Required task
Pull each line containing "than" out of the data and copy it.

Data shown
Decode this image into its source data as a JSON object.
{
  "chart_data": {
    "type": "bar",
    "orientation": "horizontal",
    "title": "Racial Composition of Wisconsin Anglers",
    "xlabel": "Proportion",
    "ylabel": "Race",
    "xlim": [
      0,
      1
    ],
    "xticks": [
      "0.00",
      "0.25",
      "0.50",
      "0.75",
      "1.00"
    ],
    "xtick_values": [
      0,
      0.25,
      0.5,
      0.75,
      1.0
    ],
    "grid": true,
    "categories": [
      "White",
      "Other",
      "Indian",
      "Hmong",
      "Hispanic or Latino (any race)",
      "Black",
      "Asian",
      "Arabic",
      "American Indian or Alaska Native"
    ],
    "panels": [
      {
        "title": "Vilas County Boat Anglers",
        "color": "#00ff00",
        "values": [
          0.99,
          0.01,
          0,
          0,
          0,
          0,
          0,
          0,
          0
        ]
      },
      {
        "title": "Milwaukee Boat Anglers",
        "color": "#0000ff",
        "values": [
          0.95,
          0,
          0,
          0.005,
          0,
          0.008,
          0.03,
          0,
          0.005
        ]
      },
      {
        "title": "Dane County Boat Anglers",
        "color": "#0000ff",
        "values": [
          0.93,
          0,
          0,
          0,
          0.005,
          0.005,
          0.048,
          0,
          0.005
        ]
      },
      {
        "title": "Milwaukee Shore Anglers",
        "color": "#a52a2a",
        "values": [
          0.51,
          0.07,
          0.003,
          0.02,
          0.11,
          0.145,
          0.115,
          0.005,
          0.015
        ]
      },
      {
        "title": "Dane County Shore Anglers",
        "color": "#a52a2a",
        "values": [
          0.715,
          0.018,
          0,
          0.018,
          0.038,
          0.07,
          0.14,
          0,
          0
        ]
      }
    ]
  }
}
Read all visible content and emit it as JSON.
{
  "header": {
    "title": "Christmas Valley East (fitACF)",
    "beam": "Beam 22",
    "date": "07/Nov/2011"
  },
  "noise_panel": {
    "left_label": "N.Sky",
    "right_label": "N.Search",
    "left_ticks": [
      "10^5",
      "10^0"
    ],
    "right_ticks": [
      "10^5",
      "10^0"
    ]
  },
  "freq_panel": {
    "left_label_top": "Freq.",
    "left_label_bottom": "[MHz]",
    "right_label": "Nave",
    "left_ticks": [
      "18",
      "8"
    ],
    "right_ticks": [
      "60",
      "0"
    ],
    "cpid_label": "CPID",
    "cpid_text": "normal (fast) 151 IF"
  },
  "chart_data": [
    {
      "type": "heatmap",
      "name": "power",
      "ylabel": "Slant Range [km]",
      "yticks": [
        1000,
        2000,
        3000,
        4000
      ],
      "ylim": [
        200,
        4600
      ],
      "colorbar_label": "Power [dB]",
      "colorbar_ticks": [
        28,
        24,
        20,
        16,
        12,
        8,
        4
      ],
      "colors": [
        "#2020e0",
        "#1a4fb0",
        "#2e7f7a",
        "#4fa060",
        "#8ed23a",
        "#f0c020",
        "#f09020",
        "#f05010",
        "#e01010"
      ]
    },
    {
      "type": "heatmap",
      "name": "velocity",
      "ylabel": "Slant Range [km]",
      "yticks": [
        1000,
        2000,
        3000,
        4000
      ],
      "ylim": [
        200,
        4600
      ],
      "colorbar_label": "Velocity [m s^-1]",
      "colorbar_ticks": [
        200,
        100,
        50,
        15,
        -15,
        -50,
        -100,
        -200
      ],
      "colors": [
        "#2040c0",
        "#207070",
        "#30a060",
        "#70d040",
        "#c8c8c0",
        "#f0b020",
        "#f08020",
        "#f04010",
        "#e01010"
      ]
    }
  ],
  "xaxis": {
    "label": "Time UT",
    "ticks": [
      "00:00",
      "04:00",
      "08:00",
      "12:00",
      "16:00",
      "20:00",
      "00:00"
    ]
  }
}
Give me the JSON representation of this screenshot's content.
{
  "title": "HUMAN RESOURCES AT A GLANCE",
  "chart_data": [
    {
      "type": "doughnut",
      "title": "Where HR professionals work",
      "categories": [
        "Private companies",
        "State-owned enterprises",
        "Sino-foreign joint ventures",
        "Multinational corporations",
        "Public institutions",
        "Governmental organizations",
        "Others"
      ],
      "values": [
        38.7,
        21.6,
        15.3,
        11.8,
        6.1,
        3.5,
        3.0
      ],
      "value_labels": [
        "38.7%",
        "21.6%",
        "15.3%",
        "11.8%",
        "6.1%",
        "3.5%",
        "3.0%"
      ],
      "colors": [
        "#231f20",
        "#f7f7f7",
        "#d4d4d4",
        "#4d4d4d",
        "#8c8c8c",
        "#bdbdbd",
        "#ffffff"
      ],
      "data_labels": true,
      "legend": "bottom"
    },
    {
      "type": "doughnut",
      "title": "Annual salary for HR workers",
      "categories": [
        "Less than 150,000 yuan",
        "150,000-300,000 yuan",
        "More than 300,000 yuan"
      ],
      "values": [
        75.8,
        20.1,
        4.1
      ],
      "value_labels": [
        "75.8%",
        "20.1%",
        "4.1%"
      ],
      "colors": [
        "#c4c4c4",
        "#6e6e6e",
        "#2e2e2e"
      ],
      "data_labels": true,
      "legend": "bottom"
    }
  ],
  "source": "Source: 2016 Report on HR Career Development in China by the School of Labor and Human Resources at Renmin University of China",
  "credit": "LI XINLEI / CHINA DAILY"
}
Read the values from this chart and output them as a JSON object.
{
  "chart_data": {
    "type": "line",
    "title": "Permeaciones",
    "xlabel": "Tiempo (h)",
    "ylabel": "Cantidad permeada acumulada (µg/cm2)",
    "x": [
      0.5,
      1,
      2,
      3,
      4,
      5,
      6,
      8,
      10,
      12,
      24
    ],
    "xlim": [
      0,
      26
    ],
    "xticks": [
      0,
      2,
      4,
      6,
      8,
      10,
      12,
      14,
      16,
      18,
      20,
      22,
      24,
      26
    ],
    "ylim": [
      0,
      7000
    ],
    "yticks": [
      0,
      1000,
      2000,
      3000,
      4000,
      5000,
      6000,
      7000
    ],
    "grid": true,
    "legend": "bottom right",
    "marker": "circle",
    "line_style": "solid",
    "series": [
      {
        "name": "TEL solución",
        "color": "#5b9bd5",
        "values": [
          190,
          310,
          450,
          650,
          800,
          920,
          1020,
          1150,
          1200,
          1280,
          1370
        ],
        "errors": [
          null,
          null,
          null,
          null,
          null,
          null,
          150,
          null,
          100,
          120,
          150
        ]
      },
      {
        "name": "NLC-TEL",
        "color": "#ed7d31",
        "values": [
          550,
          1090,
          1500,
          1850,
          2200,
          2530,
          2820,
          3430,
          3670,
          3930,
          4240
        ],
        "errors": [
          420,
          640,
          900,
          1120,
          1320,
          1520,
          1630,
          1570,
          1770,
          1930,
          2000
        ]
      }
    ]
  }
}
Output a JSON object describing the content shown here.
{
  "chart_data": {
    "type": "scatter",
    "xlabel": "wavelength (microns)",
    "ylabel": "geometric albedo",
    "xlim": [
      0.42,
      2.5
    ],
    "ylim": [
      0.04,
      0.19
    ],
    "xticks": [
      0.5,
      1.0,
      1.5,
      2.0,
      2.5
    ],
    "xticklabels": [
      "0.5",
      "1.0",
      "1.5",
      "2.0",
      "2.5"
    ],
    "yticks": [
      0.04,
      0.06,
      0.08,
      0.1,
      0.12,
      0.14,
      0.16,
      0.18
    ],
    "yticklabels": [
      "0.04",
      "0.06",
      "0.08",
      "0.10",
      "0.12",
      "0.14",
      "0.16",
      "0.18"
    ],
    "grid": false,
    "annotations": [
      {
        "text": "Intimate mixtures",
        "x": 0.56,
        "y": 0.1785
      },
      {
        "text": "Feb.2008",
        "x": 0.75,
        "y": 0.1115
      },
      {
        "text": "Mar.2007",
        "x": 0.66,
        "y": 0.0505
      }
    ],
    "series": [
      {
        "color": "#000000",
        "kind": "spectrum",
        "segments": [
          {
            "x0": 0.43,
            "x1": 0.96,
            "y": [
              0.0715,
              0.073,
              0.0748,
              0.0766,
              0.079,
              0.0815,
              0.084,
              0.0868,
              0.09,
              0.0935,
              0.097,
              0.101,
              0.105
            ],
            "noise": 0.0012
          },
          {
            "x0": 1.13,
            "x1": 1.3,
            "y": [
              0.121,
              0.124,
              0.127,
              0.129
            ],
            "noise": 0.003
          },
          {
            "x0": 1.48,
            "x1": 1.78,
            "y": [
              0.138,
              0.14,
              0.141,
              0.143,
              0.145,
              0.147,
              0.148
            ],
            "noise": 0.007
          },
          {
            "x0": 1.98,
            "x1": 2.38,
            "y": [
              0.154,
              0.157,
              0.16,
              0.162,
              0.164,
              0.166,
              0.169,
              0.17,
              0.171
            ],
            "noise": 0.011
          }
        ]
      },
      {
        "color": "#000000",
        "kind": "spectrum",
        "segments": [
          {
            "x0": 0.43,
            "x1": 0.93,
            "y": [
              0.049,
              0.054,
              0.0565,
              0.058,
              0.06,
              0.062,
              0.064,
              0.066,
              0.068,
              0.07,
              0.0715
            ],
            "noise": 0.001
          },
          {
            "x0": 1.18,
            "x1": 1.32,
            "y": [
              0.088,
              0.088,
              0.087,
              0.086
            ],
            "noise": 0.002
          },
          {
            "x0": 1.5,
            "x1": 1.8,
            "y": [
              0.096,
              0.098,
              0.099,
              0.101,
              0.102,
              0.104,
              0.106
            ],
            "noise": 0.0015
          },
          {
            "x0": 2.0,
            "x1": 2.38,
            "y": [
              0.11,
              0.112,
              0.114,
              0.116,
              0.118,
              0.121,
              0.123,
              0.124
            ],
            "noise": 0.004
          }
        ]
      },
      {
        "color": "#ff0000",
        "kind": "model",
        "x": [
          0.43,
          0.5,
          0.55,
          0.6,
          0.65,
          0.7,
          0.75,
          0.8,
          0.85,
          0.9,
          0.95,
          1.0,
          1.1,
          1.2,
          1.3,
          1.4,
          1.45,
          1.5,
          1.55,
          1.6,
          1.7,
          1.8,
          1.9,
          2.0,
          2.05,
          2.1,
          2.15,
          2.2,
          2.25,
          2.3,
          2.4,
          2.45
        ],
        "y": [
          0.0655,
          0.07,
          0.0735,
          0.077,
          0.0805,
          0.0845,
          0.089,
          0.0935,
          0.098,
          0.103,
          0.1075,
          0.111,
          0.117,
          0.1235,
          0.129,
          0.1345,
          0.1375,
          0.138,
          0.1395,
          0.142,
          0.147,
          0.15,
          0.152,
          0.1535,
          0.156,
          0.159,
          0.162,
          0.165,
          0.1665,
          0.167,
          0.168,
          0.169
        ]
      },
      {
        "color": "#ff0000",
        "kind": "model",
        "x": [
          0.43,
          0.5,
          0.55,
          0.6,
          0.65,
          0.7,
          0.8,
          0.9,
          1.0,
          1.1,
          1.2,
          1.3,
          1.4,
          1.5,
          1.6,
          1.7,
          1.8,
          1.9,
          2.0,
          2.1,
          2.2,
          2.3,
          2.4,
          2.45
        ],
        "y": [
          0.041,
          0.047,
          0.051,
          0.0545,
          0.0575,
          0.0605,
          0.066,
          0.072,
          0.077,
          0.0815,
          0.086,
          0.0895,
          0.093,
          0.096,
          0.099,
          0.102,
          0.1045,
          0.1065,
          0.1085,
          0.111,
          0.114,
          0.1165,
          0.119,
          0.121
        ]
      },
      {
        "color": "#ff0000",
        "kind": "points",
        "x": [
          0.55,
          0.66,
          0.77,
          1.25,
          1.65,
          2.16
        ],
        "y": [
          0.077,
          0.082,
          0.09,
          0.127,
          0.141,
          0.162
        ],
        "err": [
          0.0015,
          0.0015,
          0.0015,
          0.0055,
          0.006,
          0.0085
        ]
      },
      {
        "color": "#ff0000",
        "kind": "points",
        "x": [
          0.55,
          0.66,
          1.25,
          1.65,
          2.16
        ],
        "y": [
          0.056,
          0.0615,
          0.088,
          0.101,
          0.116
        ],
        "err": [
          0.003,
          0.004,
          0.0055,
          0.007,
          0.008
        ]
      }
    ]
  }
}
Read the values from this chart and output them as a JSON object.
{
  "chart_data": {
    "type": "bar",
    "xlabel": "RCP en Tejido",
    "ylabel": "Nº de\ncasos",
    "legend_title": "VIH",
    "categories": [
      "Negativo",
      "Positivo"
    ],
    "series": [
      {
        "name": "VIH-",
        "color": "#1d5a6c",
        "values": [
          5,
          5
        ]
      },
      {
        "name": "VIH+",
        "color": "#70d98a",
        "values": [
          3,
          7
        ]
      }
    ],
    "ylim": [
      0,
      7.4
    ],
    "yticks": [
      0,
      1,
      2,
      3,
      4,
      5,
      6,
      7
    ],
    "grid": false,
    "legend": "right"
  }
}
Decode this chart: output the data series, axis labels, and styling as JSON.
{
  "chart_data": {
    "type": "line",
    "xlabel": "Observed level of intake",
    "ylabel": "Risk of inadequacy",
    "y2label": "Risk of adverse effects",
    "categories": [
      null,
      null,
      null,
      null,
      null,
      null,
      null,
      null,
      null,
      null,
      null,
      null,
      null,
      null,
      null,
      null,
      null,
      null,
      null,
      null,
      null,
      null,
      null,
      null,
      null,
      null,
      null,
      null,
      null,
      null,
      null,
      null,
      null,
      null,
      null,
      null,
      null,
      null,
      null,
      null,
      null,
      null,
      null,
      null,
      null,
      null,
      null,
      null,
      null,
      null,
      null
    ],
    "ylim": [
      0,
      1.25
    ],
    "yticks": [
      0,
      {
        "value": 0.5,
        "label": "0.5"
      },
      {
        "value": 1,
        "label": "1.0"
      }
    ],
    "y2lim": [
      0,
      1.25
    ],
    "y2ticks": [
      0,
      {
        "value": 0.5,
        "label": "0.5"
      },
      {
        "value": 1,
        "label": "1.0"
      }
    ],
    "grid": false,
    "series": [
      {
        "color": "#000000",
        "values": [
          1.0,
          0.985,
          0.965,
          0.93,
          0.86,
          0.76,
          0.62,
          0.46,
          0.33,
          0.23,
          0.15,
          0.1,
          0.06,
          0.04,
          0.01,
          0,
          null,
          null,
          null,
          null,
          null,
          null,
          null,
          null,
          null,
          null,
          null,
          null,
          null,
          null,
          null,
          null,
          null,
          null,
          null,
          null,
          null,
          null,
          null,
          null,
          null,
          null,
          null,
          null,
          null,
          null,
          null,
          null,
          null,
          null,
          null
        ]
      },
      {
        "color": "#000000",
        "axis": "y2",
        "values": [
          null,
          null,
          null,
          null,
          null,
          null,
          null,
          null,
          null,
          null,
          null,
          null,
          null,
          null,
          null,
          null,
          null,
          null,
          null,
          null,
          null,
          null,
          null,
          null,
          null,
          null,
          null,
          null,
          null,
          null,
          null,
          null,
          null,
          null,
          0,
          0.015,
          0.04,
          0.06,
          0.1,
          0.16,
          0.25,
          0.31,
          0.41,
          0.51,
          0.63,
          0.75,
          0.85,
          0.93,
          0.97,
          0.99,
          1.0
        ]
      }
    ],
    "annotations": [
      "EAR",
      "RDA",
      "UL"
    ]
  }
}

In response
        "Less than 150,000 yuan",
        "More than 300,000 yuan"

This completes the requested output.